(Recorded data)
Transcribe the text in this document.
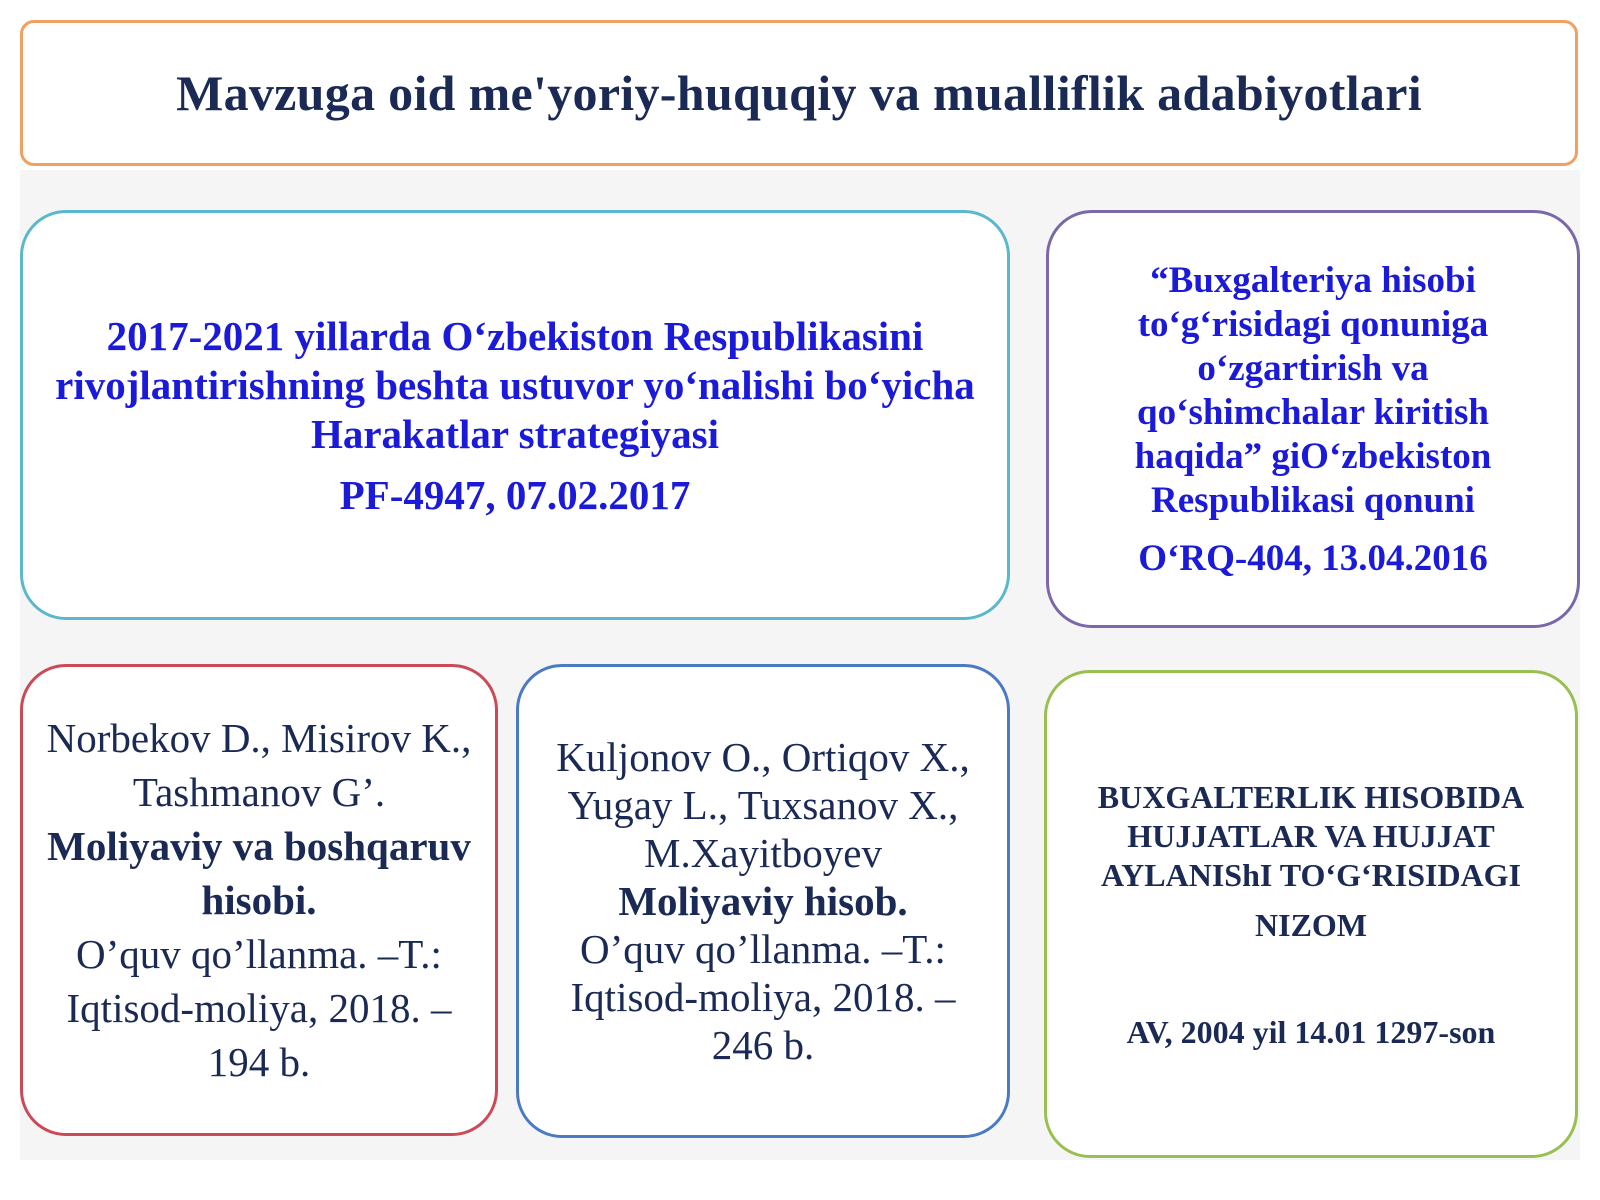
Mavzuga oid me'yoriy-huquqiy va mualliflik adabiyotlari
2017-2021 yillarda O‘zbekiston Respublikasini rivojlantirishning beshta ustuvor yo‘nalishi bo‘yicha Harakatlar strategiyasi
PF-4947, 07.02.2017
“Buxgalteriya hisobi to‘g‘risidagi qonuniga o‘zgartirish va qo‘shimchalar kiritish haqida” giO‘zbekiston Respublikasi qonuni
O‘RQ-404, 13.04.2016
Norbekov D., Misirov K., Tashmanov G’.
Moliyaviy va boshqaruv hisobi.
O’quv qo’llanma. –T.: Iqtisod-moliya, 2018. – 194 b.
Kuljonov O., Ortiqov X., Yugay L., Tuxsanov X., M.Xayitboyev
Moliyaviy hisob.
O’quv qo’llanma. –T.: Iqtisod-moliya, 2018. – 246 b.
BUXGALTERLIK HISOBIDA HUJJATLAR VA HUJJAT AYLANIShI TO‘G‘RISIDAGI
NIZOM
AV, 2004 yil 14.01 1297-son
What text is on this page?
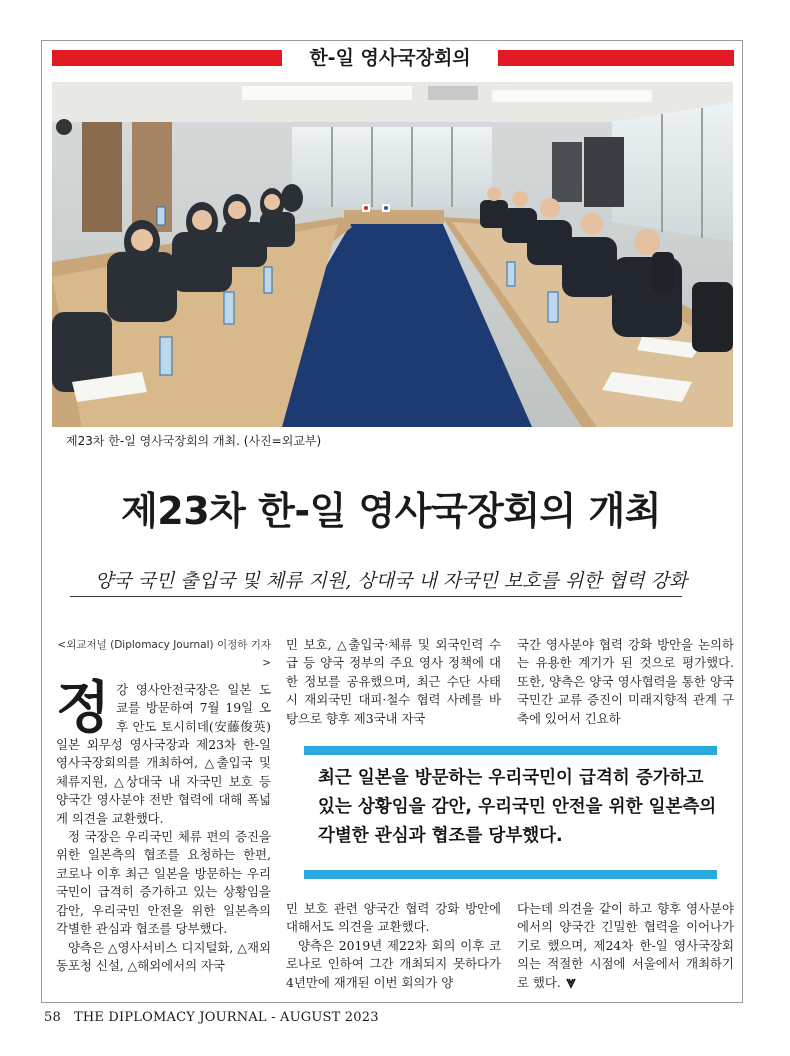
한-일 영사국장회의
제23차 한-일 영사국장회의 개최. (사진=외교부)
제23차 한-일 영사국장회의 개최
양국 국민 출입국 및 체류 지원, 상대국 내 자국민 보호를 위한 협력 강화
<외교저널 (Diplomacy Journal) 이정하 기자>

정강 영사안전국장은 일본 도쿄를 방문하여 7월 19일 오후 안도 토시히데(安藤俊英) 일본 외무성 영사국장과 제23차 한-일 영사국장회의를 개최하여, △출입국 및 체류지원, △상대국 내 자국민 보호 등 양국간 영사분야 전반 협력에 대해 폭넓게 의견을 교환했다.

정 국장은 우리국민 체류 편의 증진을 위한 일본측의 협조를 요청하는 한편, 코로나 이후 최근 일본을 방문하는 우리국민이 급격히 증가하고 있는 상황임을 감안, 우리국민 안전을 위한 일본측의 각별한 관심과 협조를 당부했다.

양측은 △영사서비스 디지털화, △재외동포청 신설, △해외에서의 자국

민 보호, △출입국·체류 및 외국인력 수급 등 양국 정부의 주요 영사 정책에 대한 정보를 공유했으며, 최근 수단 사태시 재외국민 대피·철수 협력 사례를 바탕으로 향후 제3국내 자국

국간 영사분야 협력 강화 방안을 논의하는 유용한 계기가 된 것으로 평가했다. 또한, 양측은 양국 영사협력을 통한 양국 국민간 교류 증진이 미래지향적 관계 구축에 있어서 긴요하

최근 일본을 방문하는 우리국민이 급격히 증가하고 있는 상황임을 감안, 우리국민 안전을 위한 일본측의 각별한 관심과 협조를 당부했다.

민 보호 관련 양국간 협력 강화 방안에 대해서도 의견을 교환했다.

양측은 2019년 제22차 회의 이후 코로나로 인하여 그간 개최되지 못하다가 4년만에 재개된 이번 회의가 양

다는데 의견을 같이 하고 향후 영사분야에서의 양국간 긴밀한 협력을 이어나가기로 했으며, 제24차 한-일 영사국장회의는 적절한 시점에 서울에서 개최하기로 했다.

58 THE DIPLOMACY JOURNAL - AUGUST 2023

Aim: Give every line back word for word and leave the pictures out.

Correct answer:
Transcribe the text in this document.
Mavzuga oid me'yoriy-huquqiy va mualliflik adabiyotlari
2017-2021 yillarda O‘zbekiston Respublikasini rivojlantirishning beshta ustuvor yo‘nalishi bo‘yicha Harakatlar strategiyasi
PF-4947, 07.02.2017
“Buxgalteriya hisobi to‘g‘risidagi qonuniga o‘zgartirish va qo‘shimchalar kiritish haqida” giO‘zbekiston Respublikasi qonuni
O‘RQ-404, 13.04.2016
Norbekov D., Misirov K., Tashmanov G’.
Moliyaviy va boshqaruv hisobi.
O’quv qo’llanma. –T.: Iqtisod-moliya, 2018. – 194 b.
Kuljonov O., Ortiqov X., Yugay L., Tuxsanov X., M.Xayitboyev
Moliyaviy hisob.
O’quv qo’llanma. –T.: Iqtisod-moliya, 2018. – 246 b.
BUXGALTERLIK HISOBIDA HUJJATLAR VA HUJJAT AYLANIShI TO‘G‘RISIDAGI
NIZOM
AV, 2004 yil 14.01 1297-son
What text is on this page?
한-일 영사국장회의
제23차 한-일 영사국장회의 개최. (사진=외교부)
제23차 한-일 영사국장회의 개최
양국 국민 출입국 및 체류 지원, 상대국 내 자국민 보호를 위한 협력 강화
<외교저널 (Diplomacy Journal) 이정하 기자>

정강 영사안전국장은 일본 도쿄를 방문하여 7월 19일 오후 안도 토시히데(安藤俊英) 일본 외무성 영사국장과 제23차 한-일 영사국장회의를 개최하여, △출입국 및 체류지원, △상대국 내 자국민 보호 등 양국간 영사분야 전반 협력에 대해 폭넓게 의견을 교환했다.

정 국장은 우리국민 체류 편의 증진을 위한 일본측의 협조를 요청하는 한편, 코로나 이후 최근 일본을 방문하는 우리국민이 급격히 증가하고 있는 상황임을 감안, 우리국민 안전을 위한 일본측의 각별한 관심과 협조를 당부했다.

양측은 △영사서비스 디지털화, △재외동포청 신설, △해외에서의 자국

민 보호, △출입국·체류 및 외국인력 수급 등 양국 정부의 주요 영사 정책에 대한 정보를 공유했으며, 최근 수단 사태시 재외국민 대피·철수 협력 사례를 바탕으로 향후 제3국내 자국

국간 영사분야 협력 강화 방안을 논의하는 유용한 계기가 된 것으로 평가했다. 또한, 양측은 양국 영사협력을 통한 양국 국민간 교류 증진이 미래지향적 관계 구축에 있어서 긴요하

최근 일본을 방문하는 우리국민이 급격히 증가하고 있는 상황임을 감안, 우리국민 안전을 위한 일본측의 각별한 관심과 협조를 당부했다.

민 보호 관련 양국간 협력 강화 방안에 대해서도 의견을 교환했다.

양측은 2019년 제22차 회의 이후 코로나로 인하여 그간 개최되지 못하다가 4년만에 재개된 이번 회의가 양

다는데 의견을 같이 하고 향후 영사분야에서의 양국간 긴밀한 협력을 이어나가기로 했으며, 제24차 한-일 영사국장회의는 적절한 시점에 서울에서 개최하기로 했다.

58 THE DIPLOMACY JOURNAL - AUGUST 2023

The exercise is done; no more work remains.